═════ RECORDS FOR THE TASK
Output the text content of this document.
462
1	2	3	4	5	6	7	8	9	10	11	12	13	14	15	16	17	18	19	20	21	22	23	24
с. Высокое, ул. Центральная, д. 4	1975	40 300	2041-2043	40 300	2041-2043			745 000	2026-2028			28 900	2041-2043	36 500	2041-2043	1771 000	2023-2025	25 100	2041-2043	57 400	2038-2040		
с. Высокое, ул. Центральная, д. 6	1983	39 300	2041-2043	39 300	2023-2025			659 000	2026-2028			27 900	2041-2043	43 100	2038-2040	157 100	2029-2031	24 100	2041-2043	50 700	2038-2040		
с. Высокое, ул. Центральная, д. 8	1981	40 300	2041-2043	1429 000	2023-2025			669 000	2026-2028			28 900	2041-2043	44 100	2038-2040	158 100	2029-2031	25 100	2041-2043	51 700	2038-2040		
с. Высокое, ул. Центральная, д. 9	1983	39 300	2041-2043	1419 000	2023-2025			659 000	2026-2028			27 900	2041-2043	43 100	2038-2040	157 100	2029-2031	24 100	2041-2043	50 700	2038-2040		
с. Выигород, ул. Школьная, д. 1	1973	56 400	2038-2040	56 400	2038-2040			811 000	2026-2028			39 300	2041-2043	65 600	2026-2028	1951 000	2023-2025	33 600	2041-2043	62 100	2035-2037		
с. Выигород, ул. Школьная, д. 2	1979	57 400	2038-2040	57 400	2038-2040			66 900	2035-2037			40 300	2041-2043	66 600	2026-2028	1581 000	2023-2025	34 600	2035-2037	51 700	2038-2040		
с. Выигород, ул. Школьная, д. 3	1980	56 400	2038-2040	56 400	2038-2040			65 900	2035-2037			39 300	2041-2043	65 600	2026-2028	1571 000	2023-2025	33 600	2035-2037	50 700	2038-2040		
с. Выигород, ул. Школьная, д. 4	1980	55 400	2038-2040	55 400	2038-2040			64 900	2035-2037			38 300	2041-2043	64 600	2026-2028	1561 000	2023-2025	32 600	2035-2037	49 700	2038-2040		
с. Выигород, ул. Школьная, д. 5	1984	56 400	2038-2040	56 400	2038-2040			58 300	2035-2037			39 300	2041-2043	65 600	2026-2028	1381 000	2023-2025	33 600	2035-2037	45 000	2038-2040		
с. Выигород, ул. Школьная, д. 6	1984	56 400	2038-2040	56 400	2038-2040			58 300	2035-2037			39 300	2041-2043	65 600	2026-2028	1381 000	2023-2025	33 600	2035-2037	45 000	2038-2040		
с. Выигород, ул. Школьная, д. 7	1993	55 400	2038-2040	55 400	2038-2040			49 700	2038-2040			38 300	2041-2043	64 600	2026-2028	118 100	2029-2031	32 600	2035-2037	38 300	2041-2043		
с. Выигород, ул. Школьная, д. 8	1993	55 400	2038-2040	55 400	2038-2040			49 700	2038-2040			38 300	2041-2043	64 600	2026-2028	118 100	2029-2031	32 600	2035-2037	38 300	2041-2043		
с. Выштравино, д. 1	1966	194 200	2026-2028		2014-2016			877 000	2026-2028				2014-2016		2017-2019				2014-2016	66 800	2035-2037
══════════
# EXERCISE OBJECTIVE
Recite the full listing above exactly.

# FULL OUTPUT
Output the text content of this document.
462
1	2	3	4	5	6	7	8	9	10	11	12	13	14	15	16	17	18	19	20	21	22	23	24
с. Высокое, ул. Центральная, д. 4	1975	40 300	2041-2043	40 300	2041-2043			745 000	2026-2028			28 900	2041-2043	36 500	2041-2043	1771 000	2023-2025	25 100	2041-2043	57 400	2038-2040		
с. Высокое, ул. Центральная, д. 6	1983	39 300	2041-2043	39 300	2023-2025			659 000	2026-2028			27 900	2041-2043	43 100	2038-2040	157 100	2029-2031	24 100	2041-2043	50 700	2038-2040		
с. Высокое, ул. Центральная, д. 8	1981	40 300	2041-2043	1429 000	2023-2025			669 000	2026-2028			28 900	2041-2043	44 100	2038-2040	158 100	2029-2031	25 100	2041-2043	51 700	2038-2040		
с. Высокое, ул. Центральная, д. 9	1983	39 300	2041-2043	1419 000	2023-2025			659 000	2026-2028			27 900	2041-2043	43 100	2038-2040	157 100	2029-2031	24 100	2041-2043	50 700	2038-2040		
с. Выигород, ул. Школьная, д. 1	1973	56 400	2038-2040	56 400	2038-2040			811 000	2026-2028			39 300	2041-2043	65 600	2026-2028	1951 000	2023-2025	33 600	2041-2043	62 100	2035-2037		
с. Выигород, ул. Школьная, д. 2	1979	57 400	2038-2040	57 400	2038-2040			66 900	2035-2037			40 300	2041-2043	66 600	2026-2028	1581 000	2023-2025	34 600	2035-2037	51 700	2038-2040		
с. Выигород, ул. Школьная, д. 3	1980	56 400	2038-2040	56 400	2038-2040			65 900	2035-2037			39 300	2041-2043	65 600	2026-2028	1571 000	2023-2025	33 600	2035-2037	50 700	2038-2040		
с. Выигород, ул. Школьная, д. 4	1980	55 400	2038-2040	55 400	2038-2040			64 900	2035-2037			38 300	2041-2043	64 600	2026-2028	1561 000	2023-2025	32 600	2035-2037	49 700	2038-2040		
с. Выигород, ул. Школьная, д. 5	1984	56 400	2038-2040	56 400	2038-2040			58 300	2035-2037			39 300	2041-2043	65 600	2026-2028	1381 000	2023-2025	33 600	2035-2037	45 000	2038-2040		
с. Выигород, ул. Школьная, д. 6	1984	56 400	2038-2040	56 400	2038-2040			58 300	2035-2037			39 300	2041-2043	65 600	2026-2028	1381 000	2023-2025	33 600	2035-2037	45 000	2038-2040		
с. Выигород, ул. Школьная, д. 7	1993	55 400	2038-2040	55 400	2038-2040			49 700	2038-2040			38 300	2041-2043	64 600	2026-2028	118 100	2029-2031	32 600	2035-2037	38 300	2041-2043		
с. Выигород, ул. Школьная, д. 8	1993	55 400	2038-2040	55 400	2038-2040			49 700	2038-2040			38 300	2041-2043	64 600	2026-2028	118 100	2029-2031	32 600	2035-2037	38 300	2041-2043		
с. Выштравино, д. 1	1966	194 200	2026-2028		2014-2016			877 000	2026-2028				2014-2016		2017-2019				2014-2016	66 800	2035-2037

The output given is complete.